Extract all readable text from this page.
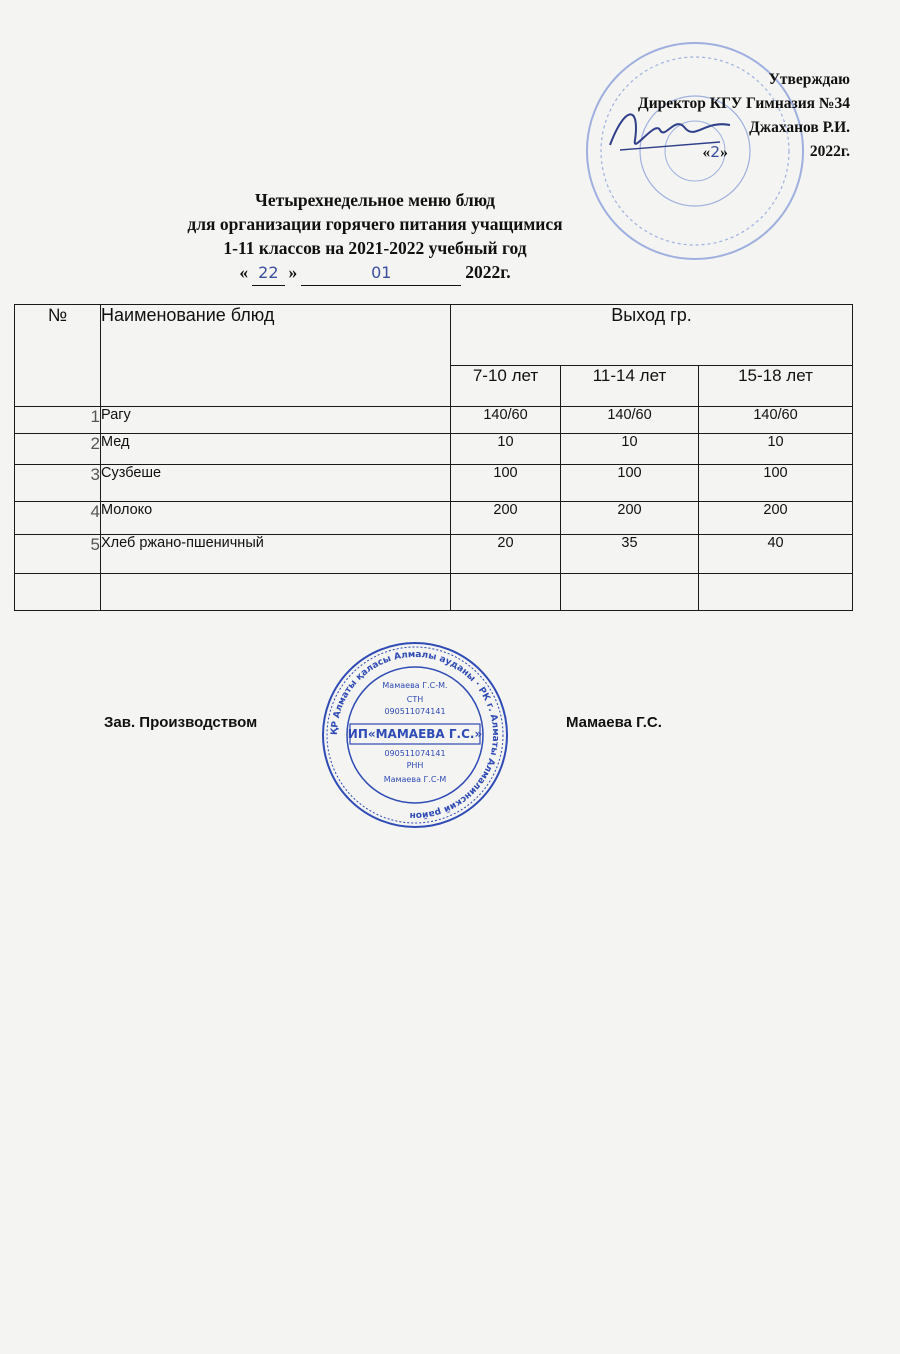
Утверждаю
Директор КГУ Гимназия №34
Джаханов Р.И.
«2»	2022г.
Четырехнедельное меню блюд
для организации горячего питания учащимися
1-11 классов на 2021-2022 учебный год
« 22 »	01	2022г.
№	Наименование блюд	Выход гр.		
		7-10 лет	11-14 лет	15-18 лет
1	Рагу	140/60	140/60	140/60
2	Мед	10	10	10
3	Сузбеше	100	100	100
4	Молоко	200	200	200
5	Хлеб ржано-пшеничный	20	35	40

Зав. Производством	Мамаева Г.С.
ҚР Алматы қаласы Алмалы ауданы · РК г. Алматы Алмалинский район
Мамаева Г.С-М.
СТН
090511074141
ИП«МАМАЕВА Г.С.»
090511074141
РНН
Мамаева Г.С-М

Instruction. Among the lines above, determine how many hold the word "блюд"; report the figure alone.

Reply. 2